**Challenge:** Scan the entries and tally the lines that include the string "Омской". Reply with the figure alone.

**Data to use:**

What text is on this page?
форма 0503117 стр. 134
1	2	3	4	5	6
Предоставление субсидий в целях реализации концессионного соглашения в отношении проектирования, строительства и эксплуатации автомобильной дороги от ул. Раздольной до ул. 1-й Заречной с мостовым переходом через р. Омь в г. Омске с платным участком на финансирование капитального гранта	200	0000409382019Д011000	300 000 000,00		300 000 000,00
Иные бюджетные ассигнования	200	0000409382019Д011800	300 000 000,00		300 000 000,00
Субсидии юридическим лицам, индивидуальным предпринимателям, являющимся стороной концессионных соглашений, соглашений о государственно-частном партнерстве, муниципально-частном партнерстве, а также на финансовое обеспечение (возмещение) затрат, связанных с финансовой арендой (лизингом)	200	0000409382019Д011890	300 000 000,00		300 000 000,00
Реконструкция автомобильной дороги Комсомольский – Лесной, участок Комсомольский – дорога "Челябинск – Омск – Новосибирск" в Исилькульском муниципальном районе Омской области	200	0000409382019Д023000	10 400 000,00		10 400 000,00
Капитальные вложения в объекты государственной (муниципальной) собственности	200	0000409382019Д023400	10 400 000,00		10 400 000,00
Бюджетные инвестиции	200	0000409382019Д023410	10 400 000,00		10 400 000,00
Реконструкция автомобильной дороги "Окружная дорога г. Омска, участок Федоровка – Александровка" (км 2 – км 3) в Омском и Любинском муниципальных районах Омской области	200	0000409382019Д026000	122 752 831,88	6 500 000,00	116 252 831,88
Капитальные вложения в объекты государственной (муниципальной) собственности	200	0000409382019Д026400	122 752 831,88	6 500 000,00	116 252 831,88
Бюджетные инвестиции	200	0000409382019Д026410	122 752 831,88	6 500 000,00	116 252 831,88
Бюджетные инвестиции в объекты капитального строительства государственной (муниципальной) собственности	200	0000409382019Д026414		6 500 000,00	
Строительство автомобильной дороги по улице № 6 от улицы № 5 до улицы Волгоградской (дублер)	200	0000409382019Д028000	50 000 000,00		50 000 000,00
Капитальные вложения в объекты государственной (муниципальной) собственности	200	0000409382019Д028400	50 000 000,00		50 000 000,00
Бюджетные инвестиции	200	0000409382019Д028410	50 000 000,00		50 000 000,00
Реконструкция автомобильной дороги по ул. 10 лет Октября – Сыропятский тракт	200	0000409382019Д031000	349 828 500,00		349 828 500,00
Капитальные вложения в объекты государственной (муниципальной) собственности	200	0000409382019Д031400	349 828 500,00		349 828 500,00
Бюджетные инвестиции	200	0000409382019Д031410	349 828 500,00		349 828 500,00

**Exercise result:** 2